REQUIRED TASK
Print the entries verbatim, leaving out the images they contain.

DATA PROVIDED
------------------------
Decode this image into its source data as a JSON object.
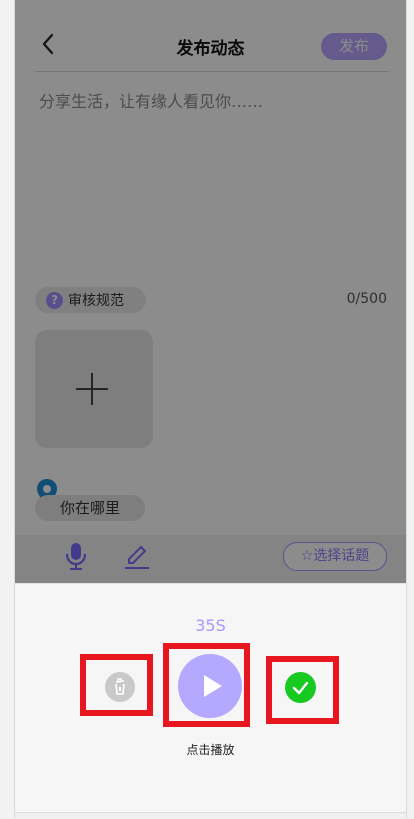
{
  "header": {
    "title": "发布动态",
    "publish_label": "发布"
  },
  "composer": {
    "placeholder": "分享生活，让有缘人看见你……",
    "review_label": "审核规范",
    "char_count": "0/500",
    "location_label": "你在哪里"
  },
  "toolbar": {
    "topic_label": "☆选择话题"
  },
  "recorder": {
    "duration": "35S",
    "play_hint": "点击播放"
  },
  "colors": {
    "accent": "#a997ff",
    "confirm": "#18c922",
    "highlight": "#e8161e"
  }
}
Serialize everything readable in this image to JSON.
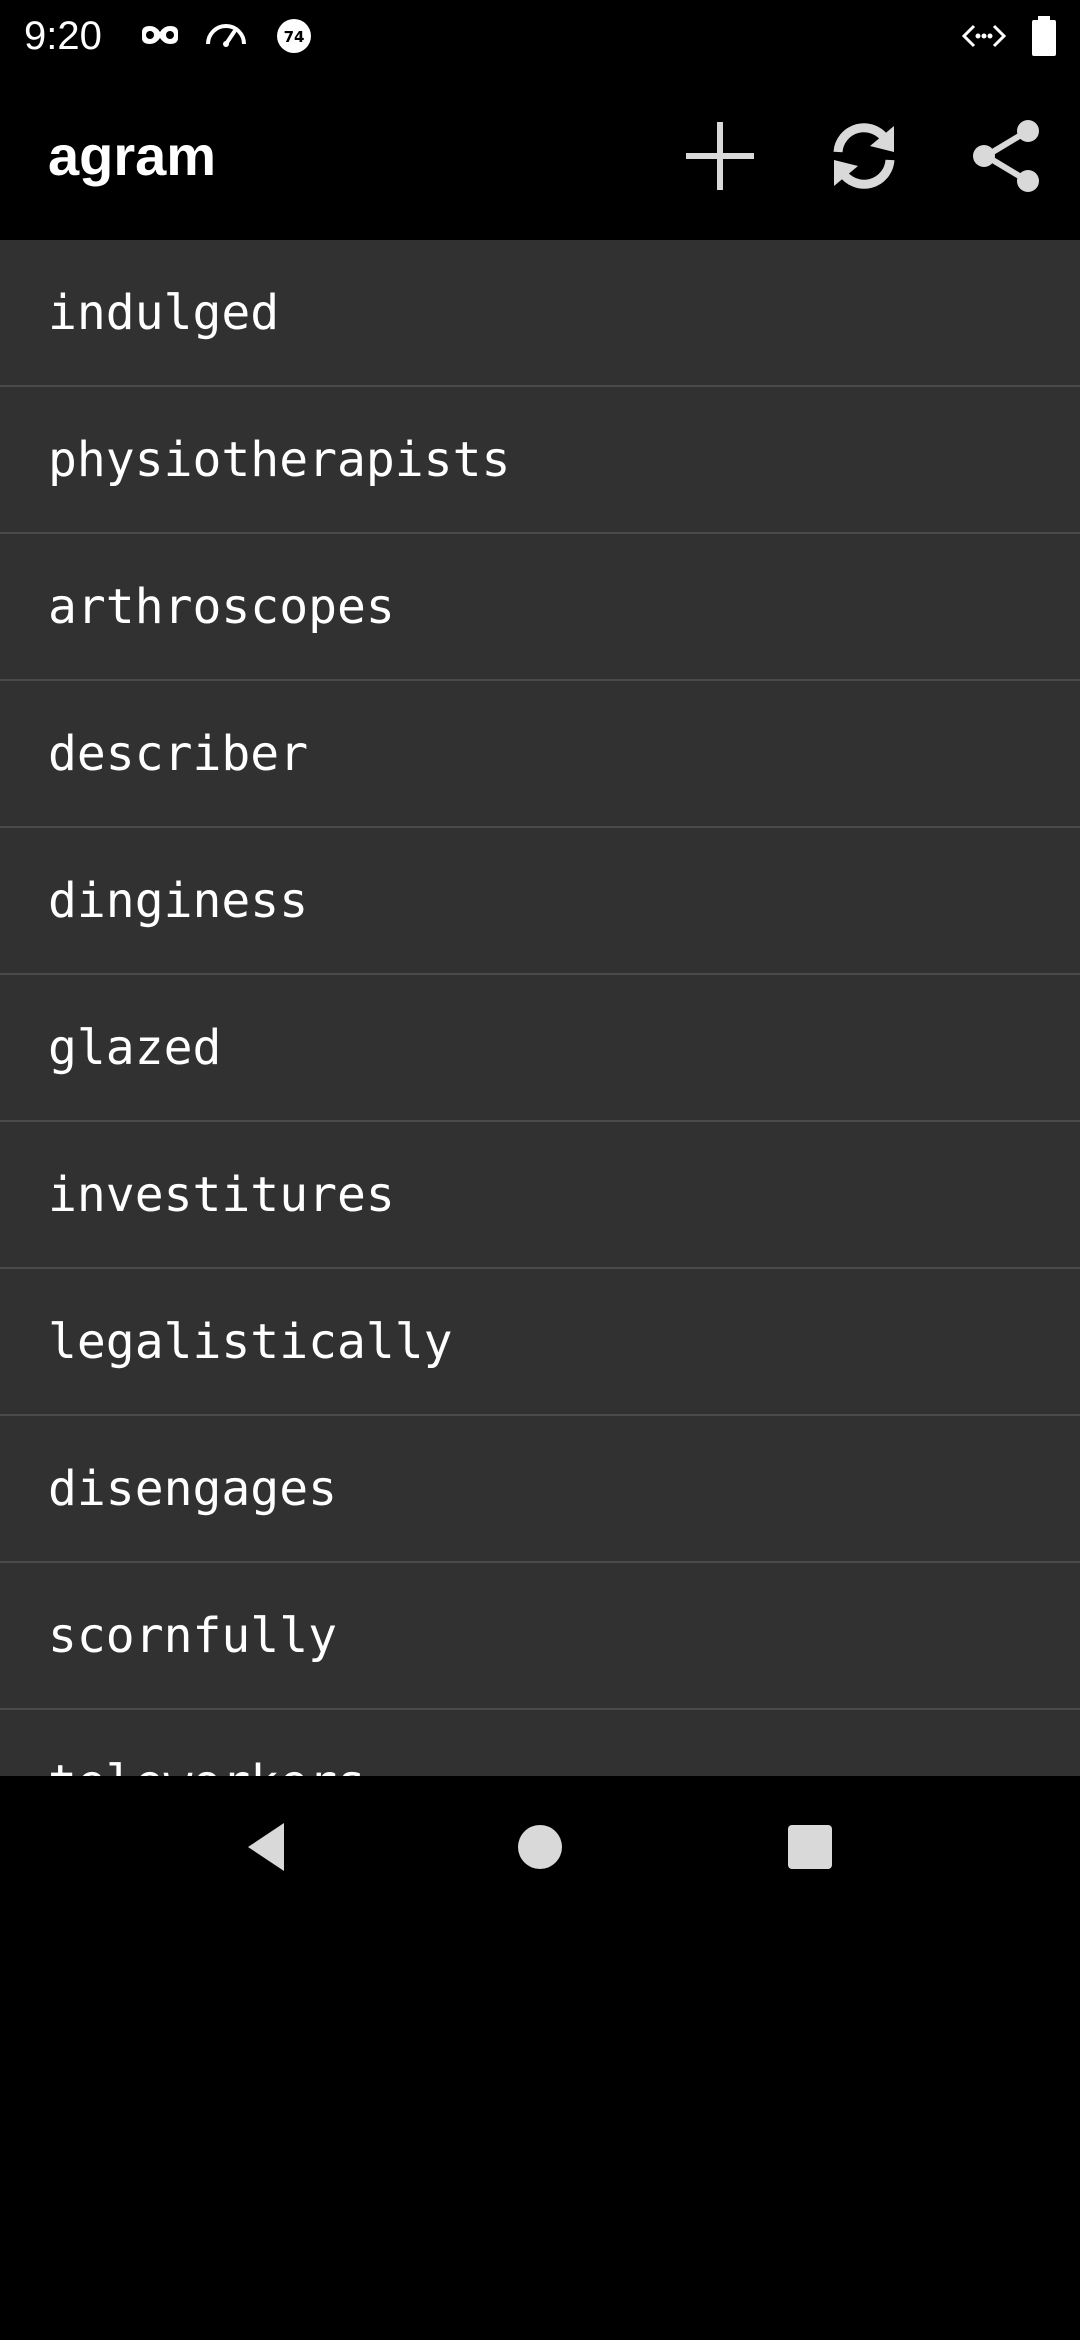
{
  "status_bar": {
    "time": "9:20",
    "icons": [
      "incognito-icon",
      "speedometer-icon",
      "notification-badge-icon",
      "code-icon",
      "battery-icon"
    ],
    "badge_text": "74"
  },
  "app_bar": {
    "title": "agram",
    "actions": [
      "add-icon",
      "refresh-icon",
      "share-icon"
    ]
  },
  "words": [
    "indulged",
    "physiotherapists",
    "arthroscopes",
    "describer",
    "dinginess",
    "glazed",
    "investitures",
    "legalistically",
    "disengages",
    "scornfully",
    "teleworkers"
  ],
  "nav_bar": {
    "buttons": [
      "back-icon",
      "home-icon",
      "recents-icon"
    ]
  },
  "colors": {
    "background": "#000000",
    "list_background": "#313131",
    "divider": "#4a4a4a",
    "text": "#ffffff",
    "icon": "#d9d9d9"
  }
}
------------------------
ANSWER TO THIS TASK
Decode this image into its source data as a JSON object.
{
  "header": {
    "title": "发布动态",
    "publish_label": "发布"
  },
  "composer": {
    "placeholder": "分享生活，让有缘人看见你……",
    "review_label": "审核规范",
    "char_count": "0/500",
    "location_label": "你在哪里"
  },
  "toolbar": {
    "topic_label": "☆选择话题"
  },
  "recorder": {
    "duration": "35S",
    "play_hint": "点击播放"
  },
  "colors": {
    "accent": "#a997ff",
    "confirm": "#18c922",
    "highlight": "#e8161e"
  }
}
Serialize everything readable in this image to JSON.
{
  "status_bar": {
    "time": "9:20",
    "icons": [
      "incognito-icon",
      "speedometer-icon",
      "notification-badge-icon",
      "code-icon",
      "battery-icon"
    ],
    "badge_text": "74"
  },
  "app_bar": {
    "title": "agram",
    "actions": [
      "add-icon",
      "refresh-icon",
      "share-icon"
    ]
  },
  "words": [
    "indulged",
    "physiotherapists",
    "arthroscopes",
    "describer",
    "dinginess",
    "glazed",
    "investitures",
    "legalistically",
    "disengages",
    "scornfully",
    "teleworkers"
  ],
  "nav_bar": {
    "buttons": [
      "back-icon",
      "home-icon",
      "recents-icon"
    ]
  },
  "colors": {
    "background": "#000000",
    "list_background": "#313131",
    "divider": "#4a4a4a",
    "text": "#ffffff",
    "icon": "#d9d9d9"
  }
}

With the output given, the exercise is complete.